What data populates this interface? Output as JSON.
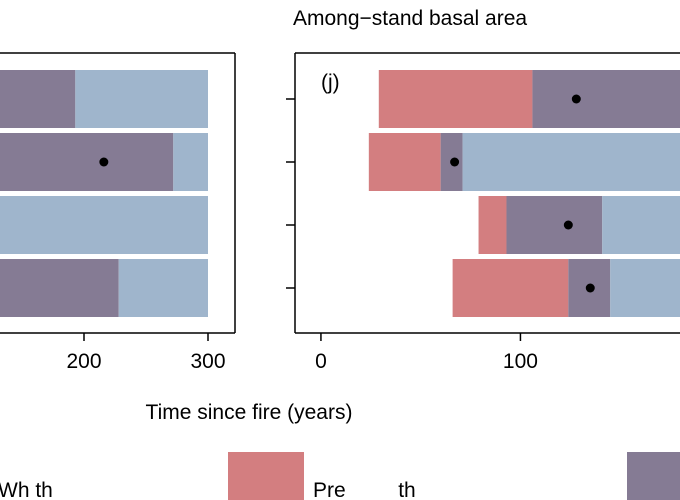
{
  "chart_data": {
    "type": "bar",
    "subtype": "horizontal-range-overlap",
    "xlabel": "Time since fire (years)",
    "colors": {
      "red": "#d37e80",
      "purple": "#857b94",
      "blue": "#9fb5cc",
      "frame": "#000000",
      "separator": "#ffffff"
    },
    "legend": [
      {
        "label": "Wh",
        "color_key": "blue",
        "text": "Wh th             "
      },
      {
        "label": "Pre",
        "color_key": "red",
        "text": "Pre         th       "
      },
      {
        "label": "",
        "color_key": "purple",
        "text": ""
      }
    ],
    "panels": [
      {
        "id": "left",
        "title": "",
        "letter": "",
        "xlim": [
          100,
          300
        ],
        "xticks": [
          200,
          300
        ],
        "xtick_labels": [
          "200",
          "300"
        ],
        "rows": [
          {
            "segments": [
              {
                "color": "purple",
                "start": 100,
                "end": 193
              },
              {
                "color": "blue",
                "start": 193,
                "end": 300
              }
            ],
            "point": null
          },
          {
            "segments": [
              {
                "color": "purple",
                "start": 100,
                "end": 272
              },
              {
                "color": "blue",
                "start": 272,
                "end": 300
              }
            ],
            "point": 216
          },
          {
            "segments": [
              {
                "color": "blue",
                "start": 100,
                "end": 300
              }
            ],
            "point": null
          },
          {
            "segments": [
              {
                "color": "purple",
                "start": 100,
                "end": 228
              },
              {
                "color": "blue",
                "start": 228,
                "end": 300
              }
            ],
            "point": null
          }
        ]
      },
      {
        "id": "j",
        "title": "Among−stand basal area",
        "letter": "(j)",
        "xlim": [
          -13,
          190
        ],
        "xticks": [
          0,
          100
        ],
        "xtick_labels": [
          "0",
          "100"
        ],
        "rows": [
          {
            "segments": [
              {
                "color": "red",
                "start": 29,
                "end": 106
              },
              {
                "color": "purple",
                "start": 106,
                "end": 190
              }
            ],
            "point": 128
          },
          {
            "segments": [
              {
                "color": "red",
                "start": 24,
                "end": 60
              },
              {
                "color": "purple",
                "start": 60,
                "end": 71
              },
              {
                "color": "blue",
                "start": 71,
                "end": 190
              }
            ],
            "point": 67
          },
          {
            "segments": [
              {
                "color": "red",
                "start": 79,
                "end": 93
              },
              {
                "color": "purple",
                "start": 93,
                "end": 141
              },
              {
                "color": "blue",
                "start": 141,
                "end": 190
              }
            ],
            "point": 124
          },
          {
            "segments": [
              {
                "color": "red",
                "start": 66,
                "end": 124
              },
              {
                "color": "purple",
                "start": 124,
                "end": 145
              },
              {
                "color": "blue",
                "start": 145,
                "end": 190
              }
            ],
            "point": 135
          }
        ]
      }
    ]
  }
}
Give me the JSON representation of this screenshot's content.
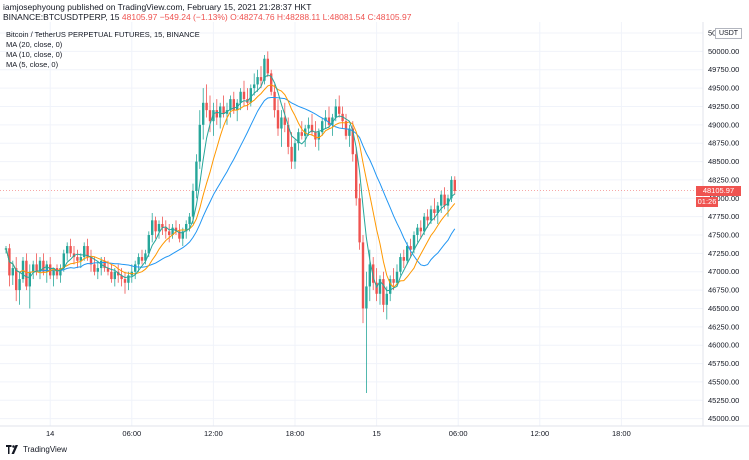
{
  "header": {
    "publisher_line": "iamjosephyoung published on TradingView.com, February 15, 2021 21:28:37 HKT",
    "symbol": "BINANCE:BTCUSDTPERP, 15",
    "ohlc": "48105.97 −549.24 (−1.13%) O:48274.76 H:48288.11 L:48081.54 C:48105.97"
  },
  "legend": {
    "title": "Bitcoin / TetherUS PERPETUAL FUTURES, 15, BINANCE",
    "ma20": "MA (20, close, 0)",
    "ma10": "MA (10, close, 0)",
    "ma5": "MA (5, close, 0)"
  },
  "currency_badge": "USDT",
  "last_price_tag": "48105.97",
  "countdown_tag": "01:26",
  "footer": {
    "brand": "TradingView"
  },
  "colors": {
    "up": "#26a69a",
    "down": "#ef5350",
    "ma20": "#2196f3",
    "ma10": "#ff9800",
    "ma5": "#26a69a",
    "grid": "#f0f3fa",
    "price_line": "#ef5350"
  },
  "chart_data": {
    "type": "candlestick",
    "title": "Bitcoin / TetherUS PERPETUAL FUTURES, 15, BINANCE",
    "y_axis_position": "right",
    "ylim": [
      44900,
      50400
    ],
    "y_ticks": [
      "45000.00",
      "45250.00",
      "45500.00",
      "45750.00",
      "46000.00",
      "46250.00",
      "46500.00",
      "46750.00",
      "47000.00",
      "47250.00",
      "47500.00",
      "47750.00",
      "48000.00",
      "48250.00",
      "48500.00",
      "48750.00",
      "49000.00",
      "49250.00",
      "49500.00",
      "49750.00",
      "50000.00",
      "50250.00"
    ],
    "x_ticks": [
      {
        "label": "14",
        "bar": 13
      },
      {
        "label": "06:00",
        "bar": 37
      },
      {
        "label": "12:00",
        "bar": 61
      },
      {
        "label": "18:00",
        "bar": 85
      },
      {
        "label": "15",
        "bar": 109
      },
      {
        "label": "06:00",
        "bar": 133
      },
      {
        "label": "12:00",
        "bar": 157
      },
      {
        "label": "18:00",
        "bar": 181
      }
    ],
    "grid": true,
    "last_price": 48105.97,
    "candles": [
      [
        47300,
        47350,
        47250,
        47320
      ],
      [
        47320,
        47380,
        46800,
        46950
      ],
      [
        46950,
        47150,
        46820,
        47050
      ],
      [
        47050,
        47200,
        46600,
        46750
      ],
      [
        46750,
        47000,
        46550,
        46900
      ],
      [
        46900,
        47200,
        46850,
        47150
      ],
      [
        47150,
        47250,
        46750,
        46800
      ],
      [
        46800,
        47100,
        46500,
        47000
      ],
      [
        47000,
        47150,
        46900,
        47100
      ],
      [
        47100,
        47250,
        46950,
        47000
      ],
      [
        47000,
        47200,
        46900,
        47150
      ],
      [
        47150,
        47250,
        46950,
        47000
      ],
      [
        47000,
        47150,
        46850,
        47100
      ],
      [
        47100,
        47200,
        46900,
        46950
      ],
      [
        46950,
        47050,
        46800,
        47050
      ],
      [
        47050,
        47100,
        46900,
        46950
      ],
      [
        46950,
        47100,
        46850,
        47050
      ],
      [
        47050,
        47300,
        47000,
        47250
      ],
      [
        47250,
        47400,
        47150,
        47350
      ],
      [
        47350,
        47450,
        47200,
        47250
      ],
      [
        47250,
        47350,
        47100,
        47200
      ],
      [
        47200,
        47300,
        47050,
        47150
      ],
      [
        47150,
        47250,
        47050,
        47200
      ],
      [
        47200,
        47400,
        47150,
        47350
      ],
      [
        47350,
        47450,
        47150,
        47200
      ],
      [
        47200,
        47300,
        47000,
        47100
      ],
      [
        47100,
        47200,
        46950,
        47000
      ],
      [
        47000,
        47150,
        46900,
        47050
      ],
      [
        47050,
        47200,
        46950,
        47150
      ],
      [
        47150,
        47200,
        47000,
        47050
      ],
      [
        47050,
        47150,
        46950,
        47000
      ],
      [
        47000,
        47100,
        46850,
        46900
      ],
      [
        46900,
        47050,
        46800,
        47000
      ],
      [
        47000,
        47100,
        46850,
        46950
      ],
      [
        46950,
        47050,
        46800,
        46900
      ],
      [
        46900,
        47000,
        46700,
        46850
      ],
      [
        46850,
        47000,
        46750,
        46950
      ],
      [
        46950,
        47100,
        46850,
        47000
      ],
      [
        47000,
        47150,
        46900,
        47100
      ],
      [
        47100,
        47250,
        47000,
        47200
      ],
      [
        47200,
        47300,
        47100,
        47150
      ],
      [
        47150,
        47300,
        47100,
        47250
      ],
      [
        47250,
        47550,
        47200,
        47500
      ],
      [
        47500,
        47800,
        47400,
        47700
      ],
      [
        47700,
        47750,
        47450,
        47550
      ],
      [
        47550,
        47700,
        47450,
        47650
      ],
      [
        47650,
        47750,
        47500,
        47600
      ],
      [
        47600,
        47700,
        47450,
        47550
      ],
      [
        47550,
        47650,
        47400,
        47500
      ],
      [
        47500,
        47650,
        47450,
        47600
      ],
      [
        47600,
        47700,
        47500,
        47550
      ],
      [
        47550,
        47650,
        47400,
        47450
      ],
      [
        47450,
        47600,
        47350,
        47550
      ],
      [
        47550,
        47700,
        47450,
        47650
      ],
      [
        47650,
        47800,
        47550,
        47750
      ],
      [
        47750,
        48200,
        47650,
        48100
      ],
      [
        48100,
        48600,
        48000,
        48500
      ],
      [
        48500,
        49200,
        48400,
        49000
      ],
      [
        49000,
        49500,
        48800,
        49300
      ],
      [
        49300,
        49550,
        49100,
        49200
      ],
      [
        49200,
        49400,
        48900,
        49050
      ],
      [
        49050,
        49300,
        48850,
        49200
      ],
      [
        49200,
        49350,
        49000,
        49100
      ],
      [
        49100,
        49300,
        48950,
        49250
      ],
      [
        49250,
        49400,
        49100,
        49150
      ],
      [
        49150,
        49300,
        49000,
        49200
      ],
      [
        49200,
        49400,
        49100,
        49350
      ],
      [
        49350,
        49450,
        49150,
        49200
      ],
      [
        49200,
        49350,
        49050,
        49300
      ],
      [
        49300,
        49500,
        49200,
        49450
      ],
      [
        49450,
        49600,
        49250,
        49350
      ],
      [
        49350,
        49500,
        49200,
        49300
      ],
      [
        49300,
        49550,
        49250,
        49500
      ],
      [
        49500,
        49700,
        49400,
        49550
      ],
      [
        49550,
        49750,
        49450,
        49650
      ],
      [
        49650,
        49800,
        49500,
        49600
      ],
      [
        49600,
        49950,
        49550,
        49900
      ],
      [
        49900,
        50000,
        49650,
        49700
      ],
      [
        49700,
        49750,
        49400,
        49450
      ],
      [
        49450,
        49550,
        49100,
        49200
      ],
      [
        49200,
        49350,
        48850,
        48950
      ],
      [
        48950,
        49200,
        48700,
        49100
      ],
      [
        49100,
        49300,
        48900,
        49000
      ],
      [
        49000,
        49100,
        48600,
        48700
      ],
      [
        48700,
        48900,
        48400,
        48500
      ],
      [
        48500,
        48800,
        48400,
        48750
      ],
      [
        48750,
        48950,
        48650,
        48900
      ],
      [
        48900,
        49050,
        48800,
        48850
      ],
      [
        48850,
        49000,
        48700,
        48950
      ],
      [
        48950,
        49100,
        48850,
        49000
      ],
      [
        49000,
        49150,
        48850,
        48900
      ],
      [
        48900,
        49050,
        48700,
        48800
      ],
      [
        48800,
        48950,
        48650,
        48900
      ],
      [
        48900,
        49100,
        48850,
        49050
      ],
      [
        49050,
        49200,
        48950,
        49100
      ],
      [
        49100,
        49250,
        48950,
        49000
      ],
      [
        49000,
        49150,
        48850,
        49100
      ],
      [
        49100,
        49350,
        49050,
        49250
      ],
      [
        49250,
        49400,
        49100,
        49150
      ],
      [
        49150,
        49250,
        48950,
        49050
      ],
      [
        49050,
        49150,
        48800,
        48850
      ],
      [
        48850,
        49000,
        48700,
        48950
      ],
      [
        48950,
        49050,
        48500,
        48600
      ],
      [
        48600,
        48700,
        47900,
        48000
      ],
      [
        48000,
        48200,
        47300,
        47400
      ],
      [
        47400,
        47500,
        46300,
        46500
      ],
      [
        46500,
        47000,
        45350,
        46800
      ],
      [
        46800,
        47300,
        46600,
        47100
      ],
      [
        47100,
        47200,
        46750,
        46850
      ],
      [
        46850,
        47050,
        46600,
        46700
      ],
      [
        46700,
        46950,
        46550,
        46900
      ],
      [
        46900,
        47000,
        46450,
        46550
      ],
      [
        46550,
        46800,
        46350,
        46700
      ],
      [
        46700,
        46950,
        46600,
        46900
      ],
      [
        46900,
        47050,
        46750,
        46850
      ],
      [
        46850,
        47100,
        46800,
        47000
      ],
      [
        47000,
        47250,
        46950,
        47200
      ],
      [
        47200,
        47300,
        47050,
        47150
      ],
      [
        47150,
        47400,
        47100,
        47350
      ],
      [
        47350,
        47450,
        47200,
        47300
      ],
      [
        47300,
        47550,
        47250,
        47500
      ],
      [
        47500,
        47650,
        47400,
        47600
      ],
      [
        47600,
        47700,
        47450,
        47550
      ],
      [
        47550,
        47800,
        47500,
        47750
      ],
      [
        47750,
        47850,
        47600,
        47700
      ],
      [
        47700,
        47900,
        47650,
        47850
      ],
      [
        47850,
        48000,
        47700,
        47800
      ],
      [
        47800,
        47950,
        47650,
        47900
      ],
      [
        47900,
        48100,
        47800,
        48050
      ],
      [
        48050,
        48150,
        47850,
        47900
      ],
      [
        47900,
        48050,
        47750,
        48000
      ],
      [
        48000,
        48300,
        47950,
        48250
      ],
      [
        48250,
        48300,
        48050,
        48100
      ]
    ]
  }
}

- GIVEN INSTRUCTION: Locate each line containing the string "JSON" and show it.

- RESULT FOR THIS EXERCISE:
What data populates this interface? Output as JSON.
Give me the JSON representation of this screenshot's content.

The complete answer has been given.